## Given task
Check each line below for "frac" and report how many have it, nothing else.
* Begin Data to process *
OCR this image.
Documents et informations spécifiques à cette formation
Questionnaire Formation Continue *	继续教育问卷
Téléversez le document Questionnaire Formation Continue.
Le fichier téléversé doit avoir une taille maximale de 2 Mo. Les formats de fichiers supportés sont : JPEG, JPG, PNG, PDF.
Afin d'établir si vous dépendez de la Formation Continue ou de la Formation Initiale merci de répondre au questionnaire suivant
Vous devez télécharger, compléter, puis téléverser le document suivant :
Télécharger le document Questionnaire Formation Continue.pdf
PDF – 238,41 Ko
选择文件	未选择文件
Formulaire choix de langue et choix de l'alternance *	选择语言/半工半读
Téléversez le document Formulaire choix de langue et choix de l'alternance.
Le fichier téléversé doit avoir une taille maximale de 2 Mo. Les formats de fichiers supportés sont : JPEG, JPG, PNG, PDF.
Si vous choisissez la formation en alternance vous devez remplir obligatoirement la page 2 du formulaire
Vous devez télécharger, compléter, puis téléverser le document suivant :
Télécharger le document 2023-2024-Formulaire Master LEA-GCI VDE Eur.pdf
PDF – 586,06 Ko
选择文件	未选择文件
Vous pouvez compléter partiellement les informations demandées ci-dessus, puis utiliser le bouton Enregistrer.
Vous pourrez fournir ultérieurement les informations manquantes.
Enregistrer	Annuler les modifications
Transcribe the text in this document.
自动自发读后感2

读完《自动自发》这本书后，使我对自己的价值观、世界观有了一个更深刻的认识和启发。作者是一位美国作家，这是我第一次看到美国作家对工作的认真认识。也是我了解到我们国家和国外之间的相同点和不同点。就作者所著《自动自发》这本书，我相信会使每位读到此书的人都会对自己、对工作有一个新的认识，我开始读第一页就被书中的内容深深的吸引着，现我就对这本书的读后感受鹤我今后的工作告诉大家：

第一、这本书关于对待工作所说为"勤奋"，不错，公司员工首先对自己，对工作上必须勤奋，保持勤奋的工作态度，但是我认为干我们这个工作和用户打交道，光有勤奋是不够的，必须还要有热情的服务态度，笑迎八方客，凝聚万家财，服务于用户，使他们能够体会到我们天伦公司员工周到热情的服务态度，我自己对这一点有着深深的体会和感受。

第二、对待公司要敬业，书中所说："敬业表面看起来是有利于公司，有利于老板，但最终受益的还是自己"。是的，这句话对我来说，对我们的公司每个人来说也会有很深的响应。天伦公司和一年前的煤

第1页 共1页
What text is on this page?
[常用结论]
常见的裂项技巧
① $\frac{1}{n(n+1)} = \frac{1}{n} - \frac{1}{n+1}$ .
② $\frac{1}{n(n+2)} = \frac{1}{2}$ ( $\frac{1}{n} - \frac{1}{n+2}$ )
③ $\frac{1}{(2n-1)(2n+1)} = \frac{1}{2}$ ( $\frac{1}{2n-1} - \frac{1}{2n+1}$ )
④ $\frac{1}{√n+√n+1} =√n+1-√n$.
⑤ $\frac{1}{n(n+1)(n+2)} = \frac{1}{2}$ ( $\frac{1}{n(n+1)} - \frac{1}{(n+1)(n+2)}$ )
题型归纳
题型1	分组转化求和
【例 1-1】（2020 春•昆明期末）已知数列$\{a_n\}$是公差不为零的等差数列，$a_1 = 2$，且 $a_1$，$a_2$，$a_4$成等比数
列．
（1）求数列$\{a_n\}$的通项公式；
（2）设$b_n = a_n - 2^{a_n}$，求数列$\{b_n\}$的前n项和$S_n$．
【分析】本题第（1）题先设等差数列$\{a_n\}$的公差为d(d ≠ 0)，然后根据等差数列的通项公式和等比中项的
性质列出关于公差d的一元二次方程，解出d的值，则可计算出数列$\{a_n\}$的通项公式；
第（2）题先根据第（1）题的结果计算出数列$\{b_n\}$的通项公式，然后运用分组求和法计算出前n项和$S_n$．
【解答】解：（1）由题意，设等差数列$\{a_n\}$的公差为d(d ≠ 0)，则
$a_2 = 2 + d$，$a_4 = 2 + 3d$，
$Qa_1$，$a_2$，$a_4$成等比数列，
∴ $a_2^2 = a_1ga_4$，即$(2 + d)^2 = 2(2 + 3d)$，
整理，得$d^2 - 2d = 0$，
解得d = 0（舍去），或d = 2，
* End Data to process *
## Result of the task
5